__GIVEN INSTRUCTION__: The records below must be output exactly, without pictures.
** begin **
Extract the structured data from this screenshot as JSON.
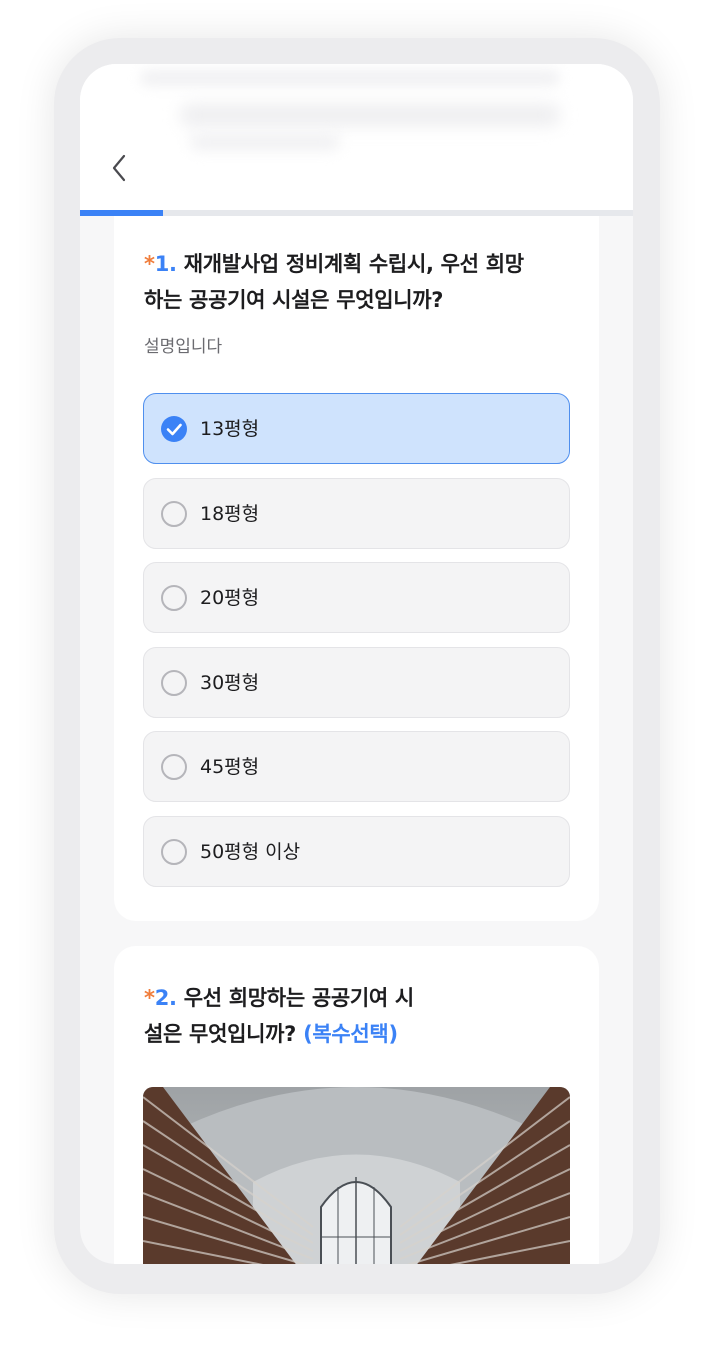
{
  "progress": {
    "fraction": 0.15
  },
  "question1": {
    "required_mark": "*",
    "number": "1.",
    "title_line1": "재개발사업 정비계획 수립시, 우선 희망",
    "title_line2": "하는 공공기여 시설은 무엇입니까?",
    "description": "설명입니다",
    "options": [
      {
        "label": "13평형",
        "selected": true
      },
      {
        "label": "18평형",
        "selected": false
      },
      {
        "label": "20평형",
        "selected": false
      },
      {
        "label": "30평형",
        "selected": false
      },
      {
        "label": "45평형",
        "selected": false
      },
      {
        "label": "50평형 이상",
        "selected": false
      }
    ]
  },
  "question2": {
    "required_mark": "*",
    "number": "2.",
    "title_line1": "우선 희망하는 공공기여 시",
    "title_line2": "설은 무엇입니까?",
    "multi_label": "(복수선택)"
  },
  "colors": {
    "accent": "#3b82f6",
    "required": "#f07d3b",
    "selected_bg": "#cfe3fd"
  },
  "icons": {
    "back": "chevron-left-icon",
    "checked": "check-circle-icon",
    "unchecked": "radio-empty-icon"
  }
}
** end **
__FINAL ANSWER__:
Extract the structured data from this screenshot as JSON.
{
  "progress": {
    "fraction": 0.15
  },
  "question1": {
    "required_mark": "*",
    "number": "1.",
    "title_line1": "재개발사업 정비계획 수립시, 우선 희망",
    "title_line2": "하는 공공기여 시설은 무엇입니까?",
    "description": "설명입니다",
    "options": [
      {
        "label": "13평형",
        "selected": true
      },
      {
        "label": "18평형",
        "selected": false
      },
      {
        "label": "20평형",
        "selected": false
      },
      {
        "label": "30평형",
        "selected": false
      },
      {
        "label": "45평형",
        "selected": false
      },
      {
        "label": "50평형 이상",
        "selected": false
      }
    ]
  },
  "question2": {
    "required_mark": "*",
    "number": "2.",
    "title_line1": "우선 희망하는 공공기여 시",
    "title_line2": "설은 무엇입니까?",
    "multi_label": "(복수선택)"
  },
  "colors": {
    "accent": "#3b82f6",
    "required": "#f07d3b",
    "selected_bg": "#cfe3fd"
  },
  "icons": {
    "back": "chevron-left-icon",
    "checked": "check-circle-icon",
    "unchecked": "radio-empty-icon"
  }
}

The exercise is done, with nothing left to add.